Given task: Restate the entries word for word, omitting nothing.

━━━━━━━━━━━━━━━━━━━━━━━━━━━━━━

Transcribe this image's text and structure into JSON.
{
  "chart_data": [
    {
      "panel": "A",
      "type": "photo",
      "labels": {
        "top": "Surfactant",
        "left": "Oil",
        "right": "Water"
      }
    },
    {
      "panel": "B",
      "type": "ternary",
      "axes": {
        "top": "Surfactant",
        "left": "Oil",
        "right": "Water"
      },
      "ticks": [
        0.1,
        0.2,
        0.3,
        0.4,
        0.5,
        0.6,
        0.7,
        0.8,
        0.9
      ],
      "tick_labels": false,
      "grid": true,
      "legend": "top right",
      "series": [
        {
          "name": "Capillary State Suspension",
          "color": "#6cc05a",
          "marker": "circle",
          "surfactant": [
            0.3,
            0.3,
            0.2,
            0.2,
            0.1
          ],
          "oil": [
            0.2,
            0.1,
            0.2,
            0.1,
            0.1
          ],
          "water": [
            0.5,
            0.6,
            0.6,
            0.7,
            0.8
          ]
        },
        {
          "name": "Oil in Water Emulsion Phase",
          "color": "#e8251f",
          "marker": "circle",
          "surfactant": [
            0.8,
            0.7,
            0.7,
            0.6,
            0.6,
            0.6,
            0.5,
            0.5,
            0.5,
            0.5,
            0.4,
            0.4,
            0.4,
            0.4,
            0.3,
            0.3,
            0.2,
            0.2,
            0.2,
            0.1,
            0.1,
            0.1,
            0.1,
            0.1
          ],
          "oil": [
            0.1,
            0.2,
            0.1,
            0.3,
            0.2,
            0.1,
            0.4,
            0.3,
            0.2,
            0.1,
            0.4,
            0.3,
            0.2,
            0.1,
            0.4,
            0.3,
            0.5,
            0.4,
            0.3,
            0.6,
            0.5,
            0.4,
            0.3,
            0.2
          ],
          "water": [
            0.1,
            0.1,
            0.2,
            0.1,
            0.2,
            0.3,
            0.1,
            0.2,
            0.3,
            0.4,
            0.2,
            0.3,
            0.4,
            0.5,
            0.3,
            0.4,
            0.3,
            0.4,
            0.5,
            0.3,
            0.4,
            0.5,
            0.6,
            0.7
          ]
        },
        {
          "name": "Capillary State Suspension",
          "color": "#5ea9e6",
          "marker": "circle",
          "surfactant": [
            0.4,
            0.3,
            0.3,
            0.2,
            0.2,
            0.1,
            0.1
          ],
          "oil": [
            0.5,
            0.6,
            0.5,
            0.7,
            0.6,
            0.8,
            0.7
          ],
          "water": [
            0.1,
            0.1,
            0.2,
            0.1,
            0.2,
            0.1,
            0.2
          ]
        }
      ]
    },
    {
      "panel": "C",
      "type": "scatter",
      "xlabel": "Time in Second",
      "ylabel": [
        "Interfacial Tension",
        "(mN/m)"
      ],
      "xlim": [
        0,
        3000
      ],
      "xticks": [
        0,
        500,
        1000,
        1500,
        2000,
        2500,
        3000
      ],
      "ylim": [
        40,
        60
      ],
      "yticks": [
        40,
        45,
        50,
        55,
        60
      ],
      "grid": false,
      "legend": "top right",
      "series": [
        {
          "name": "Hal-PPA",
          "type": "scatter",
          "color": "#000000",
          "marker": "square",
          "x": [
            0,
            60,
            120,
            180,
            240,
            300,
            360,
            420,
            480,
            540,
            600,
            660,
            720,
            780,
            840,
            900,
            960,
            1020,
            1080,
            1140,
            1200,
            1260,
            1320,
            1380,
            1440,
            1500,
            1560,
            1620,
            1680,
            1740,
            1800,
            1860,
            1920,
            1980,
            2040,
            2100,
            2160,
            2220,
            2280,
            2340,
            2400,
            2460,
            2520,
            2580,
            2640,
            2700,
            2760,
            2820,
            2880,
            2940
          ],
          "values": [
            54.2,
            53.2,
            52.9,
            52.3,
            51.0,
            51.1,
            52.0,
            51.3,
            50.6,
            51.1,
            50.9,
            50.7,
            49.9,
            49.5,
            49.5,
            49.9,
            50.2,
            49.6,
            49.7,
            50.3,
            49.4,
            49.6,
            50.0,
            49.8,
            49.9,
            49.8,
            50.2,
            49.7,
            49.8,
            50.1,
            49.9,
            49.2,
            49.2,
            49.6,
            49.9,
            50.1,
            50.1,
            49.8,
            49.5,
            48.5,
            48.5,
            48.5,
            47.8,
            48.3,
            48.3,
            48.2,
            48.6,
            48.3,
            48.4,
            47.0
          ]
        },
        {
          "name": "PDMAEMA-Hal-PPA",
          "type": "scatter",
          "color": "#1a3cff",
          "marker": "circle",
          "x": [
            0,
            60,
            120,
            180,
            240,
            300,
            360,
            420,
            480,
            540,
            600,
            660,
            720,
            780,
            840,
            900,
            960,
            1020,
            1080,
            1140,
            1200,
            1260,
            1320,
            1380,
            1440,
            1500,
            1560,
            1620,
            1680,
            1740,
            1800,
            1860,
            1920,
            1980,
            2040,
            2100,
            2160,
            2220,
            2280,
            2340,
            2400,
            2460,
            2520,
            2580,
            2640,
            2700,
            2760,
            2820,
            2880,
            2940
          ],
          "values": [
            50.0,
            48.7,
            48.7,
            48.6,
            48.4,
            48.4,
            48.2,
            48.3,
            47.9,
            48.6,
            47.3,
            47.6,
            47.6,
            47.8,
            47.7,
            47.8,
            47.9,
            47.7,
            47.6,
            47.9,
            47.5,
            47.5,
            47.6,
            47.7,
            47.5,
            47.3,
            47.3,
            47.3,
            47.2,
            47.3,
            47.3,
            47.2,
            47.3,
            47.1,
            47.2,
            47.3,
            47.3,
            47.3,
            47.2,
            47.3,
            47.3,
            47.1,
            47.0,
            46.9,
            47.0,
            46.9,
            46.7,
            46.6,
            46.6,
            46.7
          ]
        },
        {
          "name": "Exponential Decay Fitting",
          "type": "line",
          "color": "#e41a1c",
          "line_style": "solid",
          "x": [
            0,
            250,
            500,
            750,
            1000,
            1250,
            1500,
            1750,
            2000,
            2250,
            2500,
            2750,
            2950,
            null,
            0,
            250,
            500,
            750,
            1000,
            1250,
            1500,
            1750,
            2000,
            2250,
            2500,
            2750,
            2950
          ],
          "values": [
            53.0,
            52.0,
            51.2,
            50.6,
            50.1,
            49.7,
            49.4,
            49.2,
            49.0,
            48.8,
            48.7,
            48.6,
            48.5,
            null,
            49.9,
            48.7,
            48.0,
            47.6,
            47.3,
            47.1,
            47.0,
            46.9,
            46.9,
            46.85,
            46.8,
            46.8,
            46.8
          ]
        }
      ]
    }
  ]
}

━━━━━━━━━━━━━━━━━━━━━━━━━━━━━━

Written answer:
Transcribe this image's text and structure into JSON.
{
  "chart_data": [
    {
      "panel": "A",
      "type": "photo",
      "labels": {
        "top": "Surfactant",
        "left": "Oil",
        "right": "Water"
      }
    },
    {
      "panel": "B",
      "type": "ternary",
      "axes": {
        "top": "Surfactant",
        "left": "Oil",
        "right": "Water"
      },
      "ticks": [
        0.1,
        0.2,
        0.3,
        0.4,
        0.5,
        0.6,
        0.7,
        0.8,
        0.9
      ],
      "tick_labels": false,
      "grid": true,
      "legend": "top right",
      "series": [
        {
          "name": "Capillary State Suspension",
          "color": "#6cc05a",
          "marker": "circle",
          "surfactant": [
            0.3,
            0.3,
            0.2,
            0.2,
            0.1
          ],
          "oil": [
            0.2,
            0.1,
            0.2,
            0.1,
            0.1
          ],
          "water": [
            0.5,
            0.6,
            0.6,
            0.7,
            0.8
          ]
        },
        {
          "name": "Oil in Water Emulsion Phase",
          "color": "#e8251f",
          "marker": "circle",
          "surfactant": [
            0.8,
            0.7,
            0.7,
            0.6,
            0.6,
            0.6,
            0.5,
            0.5,
            0.5,
            0.5,
            0.4,
            0.4,
            0.4,
            0.4,
            0.3,
            0.3,
            0.2,
            0.2,
            0.2,
            0.1,
            0.1,
            0.1,
            0.1,
            0.1
          ],
          "oil": [
            0.1,
            0.2,
            0.1,
            0.3,
            0.2,
            0.1,
            0.4,
            0.3,
            0.2,
            0.1,
            0.4,
            0.3,
            0.2,
            0.1,
            0.4,
            0.3,
            0.5,
            0.4,
            0.3,
            0.6,
            0.5,
            0.4,
            0.3,
            0.2
          ],
          "water": [
            0.1,
            0.1,
            0.2,
            0.1,
            0.2,
            0.3,
            0.1,
            0.2,
            0.3,
            0.4,
            0.2,
            0.3,
            0.4,
            0.5,
            0.3,
            0.4,
            0.3,
            0.4,
            0.5,
            0.3,
            0.4,
            0.5,
            0.6,
            0.7
          ]
        },
        {
          "name": "Capillary State Suspension",
          "color": "#5ea9e6",
          "marker": "circle",
          "surfactant": [
            0.4,
            0.3,
            0.3,
            0.2,
            0.2,
            0.1,
            0.1
          ],
          "oil": [
            0.5,
            0.6,
            0.5,
            0.7,
            0.6,
            0.8,
            0.7
          ],
          "water": [
            0.1,
            0.1,
            0.2,
            0.1,
            0.2,
            0.1,
            0.2
          ]
        }
      ]
    },
    {
      "panel": "C",
      "type": "scatter",
      "xlabel": "Time in Second",
      "ylabel": [
        "Interfacial Tension",
        "(mN/m)"
      ],
      "xlim": [
        0,
        3000
      ],
      "xticks": [
        0,
        500,
        1000,
        1500,
        2000,
        2500,
        3000
      ],
      "ylim": [
        40,
        60
      ],
      "yticks": [
        40,
        45,
        50,
        55,
        60
      ],
      "grid": false,
      "legend": "top right",
      "series": [
        {
          "name": "Hal-PPA",
          "type": "scatter",
          "color": "#000000",
          "marker": "square",
          "x": [
            0,
            60,
            120,
            180,
            240,
            300,
            360,
            420,
            480,
            540,
            600,
            660,
            720,
            780,
            840,
            900,
            960,
            1020,
            1080,
            1140,
            1200,
            1260,
            1320,
            1380,
            1440,
            1500,
            1560,
            1620,
            1680,
            1740,
            1800,
            1860,
            1920,
            1980,
            2040,
            2100,
            2160,
            2220,
            2280,
            2340,
            2400,
            2460,
            2520,
            2580,
            2640,
            2700,
            2760,
            2820,
            2880,
            2940
          ],
          "values": [
            54.2,
            53.2,
            52.9,
            52.3,
            51.0,
            51.1,
            52.0,
            51.3,
            50.6,
            51.1,
            50.9,
            50.7,
            49.9,
            49.5,
            49.5,
            49.9,
            50.2,
            49.6,
            49.7,
            50.3,
            49.4,
            49.6,
            50.0,
            49.8,
            49.9,
            49.8,
            50.2,
            49.7,
            49.8,
            50.1,
            49.9,
            49.2,
            49.2,
            49.6,
            49.9,
            50.1,
            50.1,
            49.8,
            49.5,
            48.5,
            48.5,
            48.5,
            47.8,
            48.3,
            48.3,
            48.2,
            48.6,
            48.3,
            48.4,
            47.0
          ]
        },
        {
          "name": "PDMAEMA-Hal-PPA",
          "type": "scatter",
          "color": "#1a3cff",
          "marker": "circle",
          "x": [
            0,
            60,
            120,
            180,
            240,
            300,
            360,
            420,
            480,
            540,
            600,
            660,
            720,
            780,
            840,
            900,
            960,
            1020,
            1080,
            1140,
            1200,
            1260,
            1320,
            1380,
            1440,
            1500,
            1560,
            1620,
            1680,
            1740,
            1800,
            1860,
            1920,
            1980,
            2040,
            2100,
            2160,
            2220,
            2280,
            2340,
            2400,
            2460,
            2520,
            2580,
            2640,
            2700,
            2760,
            2820,
            2880,
            2940
          ],
          "values": [
            50.0,
            48.7,
            48.7,
            48.6,
            48.4,
            48.4,
            48.2,
            48.3,
            47.9,
            48.6,
            47.3,
            47.6,
            47.6,
            47.8,
            47.7,
            47.8,
            47.9,
            47.7,
            47.6,
            47.9,
            47.5,
            47.5,
            47.6,
            47.7,
            47.5,
            47.3,
            47.3,
            47.3,
            47.2,
            47.3,
            47.3,
            47.2,
            47.3,
            47.1,
            47.2,
            47.3,
            47.3,
            47.3,
            47.2,
            47.3,
            47.3,
            47.1,
            47.0,
            46.9,
            47.0,
            46.9,
            46.7,
            46.6,
            46.6,
            46.7
          ]
        },
        {
          "name": "Exponential Decay Fitting",
          "type": "line",
          "color": "#e41a1c",
          "line_style": "solid",
          "x": [
            0,
            250,
            500,
            750,
            1000,
            1250,
            1500,
            1750,
            2000,
            2250,
            2500,
            2750,
            2950,
            null,
            0,
            250,
            500,
            750,
            1000,
            1250,
            1500,
            1750,
            2000,
            2250,
            2500,
            2750,
            2950
          ],
          "values": [
            53.0,
            52.0,
            51.2,
            50.6,
            50.1,
            49.7,
            49.4,
            49.2,
            49.0,
            48.8,
            48.7,
            48.6,
            48.5,
            null,
            49.9,
            48.7,
            48.0,
            47.6,
            47.3,
            47.1,
            47.0,
            46.9,
            46.9,
            46.85,
            46.8,
            46.8,
            46.8
          ]
        }
      ]
    }
  ]
}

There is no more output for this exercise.